• [THE RECORDS]
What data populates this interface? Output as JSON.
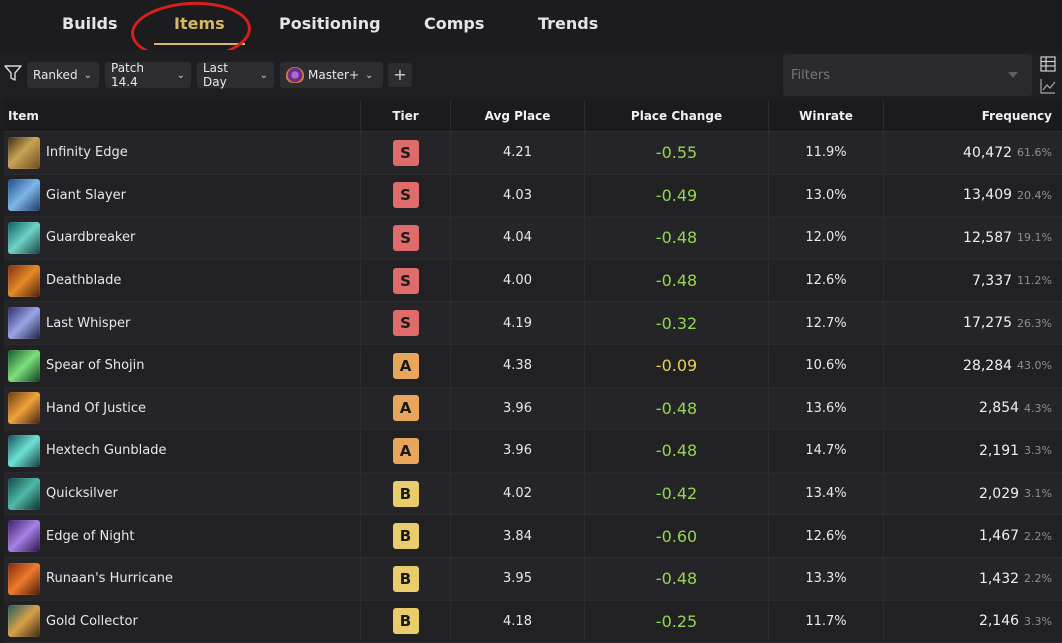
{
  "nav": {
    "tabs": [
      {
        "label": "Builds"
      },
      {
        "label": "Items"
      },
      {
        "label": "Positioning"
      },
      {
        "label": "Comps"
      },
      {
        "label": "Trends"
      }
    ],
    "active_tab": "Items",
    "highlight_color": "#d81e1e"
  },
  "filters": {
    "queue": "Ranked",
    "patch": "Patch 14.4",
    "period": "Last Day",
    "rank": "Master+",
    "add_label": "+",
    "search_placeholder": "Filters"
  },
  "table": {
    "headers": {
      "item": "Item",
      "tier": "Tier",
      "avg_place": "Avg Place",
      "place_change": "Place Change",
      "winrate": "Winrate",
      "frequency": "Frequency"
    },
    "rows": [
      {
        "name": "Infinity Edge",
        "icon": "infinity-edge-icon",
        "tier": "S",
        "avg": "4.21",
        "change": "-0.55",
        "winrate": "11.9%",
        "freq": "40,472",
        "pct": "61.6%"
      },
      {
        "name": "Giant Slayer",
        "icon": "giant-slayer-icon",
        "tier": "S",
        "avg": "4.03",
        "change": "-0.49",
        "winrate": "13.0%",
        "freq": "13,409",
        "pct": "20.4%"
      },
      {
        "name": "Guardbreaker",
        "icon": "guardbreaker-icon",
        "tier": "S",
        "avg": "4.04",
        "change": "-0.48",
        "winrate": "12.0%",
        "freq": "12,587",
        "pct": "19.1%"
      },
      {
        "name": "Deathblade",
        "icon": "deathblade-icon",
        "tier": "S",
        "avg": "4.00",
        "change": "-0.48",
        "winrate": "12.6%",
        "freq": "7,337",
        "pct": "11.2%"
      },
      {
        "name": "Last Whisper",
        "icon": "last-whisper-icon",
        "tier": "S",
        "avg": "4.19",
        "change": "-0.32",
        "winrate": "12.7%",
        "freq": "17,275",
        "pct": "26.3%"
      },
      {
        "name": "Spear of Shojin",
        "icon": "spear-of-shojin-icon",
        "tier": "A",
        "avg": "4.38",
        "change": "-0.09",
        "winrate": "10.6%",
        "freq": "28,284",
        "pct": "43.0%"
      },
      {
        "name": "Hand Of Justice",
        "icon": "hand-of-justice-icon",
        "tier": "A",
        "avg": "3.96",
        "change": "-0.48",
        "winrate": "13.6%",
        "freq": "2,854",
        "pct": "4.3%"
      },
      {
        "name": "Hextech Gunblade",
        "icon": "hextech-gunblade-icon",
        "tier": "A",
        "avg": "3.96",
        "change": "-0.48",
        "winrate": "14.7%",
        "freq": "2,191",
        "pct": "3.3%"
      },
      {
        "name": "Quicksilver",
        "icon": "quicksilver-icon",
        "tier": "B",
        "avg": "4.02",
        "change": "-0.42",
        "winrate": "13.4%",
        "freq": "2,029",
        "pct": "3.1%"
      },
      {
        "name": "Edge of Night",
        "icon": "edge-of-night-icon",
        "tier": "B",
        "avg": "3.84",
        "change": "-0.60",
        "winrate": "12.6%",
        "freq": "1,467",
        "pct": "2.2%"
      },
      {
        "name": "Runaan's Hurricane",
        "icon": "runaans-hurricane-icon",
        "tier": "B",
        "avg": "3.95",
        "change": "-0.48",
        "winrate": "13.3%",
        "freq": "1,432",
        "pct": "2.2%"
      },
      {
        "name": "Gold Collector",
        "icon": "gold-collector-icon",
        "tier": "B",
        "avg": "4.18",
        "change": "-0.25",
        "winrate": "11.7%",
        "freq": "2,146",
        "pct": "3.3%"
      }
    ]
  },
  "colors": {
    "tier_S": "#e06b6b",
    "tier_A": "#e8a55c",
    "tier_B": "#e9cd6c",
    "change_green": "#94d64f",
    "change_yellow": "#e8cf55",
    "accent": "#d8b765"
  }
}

• [REQUIRED TASK]
Quote the material in full and exactly; do not carry over its pictures.

• [WRITTEN ANSWER]
What data populates this interface? Output as JSON.
{
  "nav": {
    "tabs": [
      {
        "label": "Builds"
      },
      {
        "label": "Items"
      },
      {
        "label": "Positioning"
      },
      {
        "label": "Comps"
      },
      {
        "label": "Trends"
      }
    ],
    "active_tab": "Items",
    "highlight_color": "#d81e1e"
  },
  "filters": {
    "queue": "Ranked",
    "patch": "Patch 14.4",
    "period": "Last Day",
    "rank": "Master+",
    "add_label": "+",
    "search_placeholder": "Filters"
  },
  "table": {
    "headers": {
      "item": "Item",
      "tier": "Tier",
      "avg_place": "Avg Place",
      "place_change": "Place Change",
      "winrate": "Winrate",
      "frequency": "Frequency"
    },
    "rows": [
      {
        "name": "Infinity Edge",
        "icon": "infinity-edge-icon",
        "tier": "S",
        "avg": "4.21",
        "change": "-0.55",
        "winrate": "11.9%",
        "freq": "40,472",
        "pct": "61.6%"
      },
      {
        "name": "Giant Slayer",
        "icon": "giant-slayer-icon",
        "tier": "S",
        "avg": "4.03",
        "change": "-0.49",
        "winrate": "13.0%",
        "freq": "13,409",
        "pct": "20.4%"
      },
      {
        "name": "Guardbreaker",
        "icon": "guardbreaker-icon",
        "tier": "S",
        "avg": "4.04",
        "change": "-0.48",
        "winrate": "12.0%",
        "freq": "12,587",
        "pct": "19.1%"
      },
      {
        "name": "Deathblade",
        "icon": "deathblade-icon",
        "tier": "S",
        "avg": "4.00",
        "change": "-0.48",
        "winrate": "12.6%",
        "freq": "7,337",
        "pct": "11.2%"
      },
      {
        "name": "Last Whisper",
        "icon": "last-whisper-icon",
        "tier": "S",
        "avg": "4.19",
        "change": "-0.32",
        "winrate": "12.7%",
        "freq": "17,275",
        "pct": "26.3%"
      },
      {
        "name": "Spear of Shojin",
        "icon": "spear-of-shojin-icon",
        "tier": "A",
        "avg": "4.38",
        "change": "-0.09",
        "winrate": "10.6%",
        "freq": "28,284",
        "pct": "43.0%"
      },
      {
        "name": "Hand Of Justice",
        "icon": "hand-of-justice-icon",
        "tier": "A",
        "avg": "3.96",
        "change": "-0.48",
        "winrate": "13.6%",
        "freq": "2,854",
        "pct": "4.3%"
      },
      {
        "name": "Hextech Gunblade",
        "icon": "hextech-gunblade-icon",
        "tier": "A",
        "avg": "3.96",
        "change": "-0.48",
        "winrate": "14.7%",
        "freq": "2,191",
        "pct": "3.3%"
      },
      {
        "name": "Quicksilver",
        "icon": "quicksilver-icon",
        "tier": "B",
        "avg": "4.02",
        "change": "-0.42",
        "winrate": "13.4%",
        "freq": "2,029",
        "pct": "3.1%"
      },
      {
        "name": "Edge of Night",
        "icon": "edge-of-night-icon",
        "tier": "B",
        "avg": "3.84",
        "change": "-0.60",
        "winrate": "12.6%",
        "freq": "1,467",
        "pct": "2.2%"
      },
      {
        "name": "Runaan's Hurricane",
        "icon": "runaans-hurricane-icon",
        "tier": "B",
        "avg": "3.95",
        "change": "-0.48",
        "winrate": "13.3%",
        "freq": "1,432",
        "pct": "2.2%"
      },
      {
        "name": "Gold Collector",
        "icon": "gold-collector-icon",
        "tier": "B",
        "avg": "4.18",
        "change": "-0.25",
        "winrate": "11.7%",
        "freq": "2,146",
        "pct": "3.3%"
      }
    ]
  },
  "colors": {
    "tier_S": "#e06b6b",
    "tier_A": "#e8a55c",
    "tier_B": "#e9cd6c",
    "change_green": "#94d64f",
    "change_yellow": "#e8cf55",
    "accent": "#d8b765"
  }
}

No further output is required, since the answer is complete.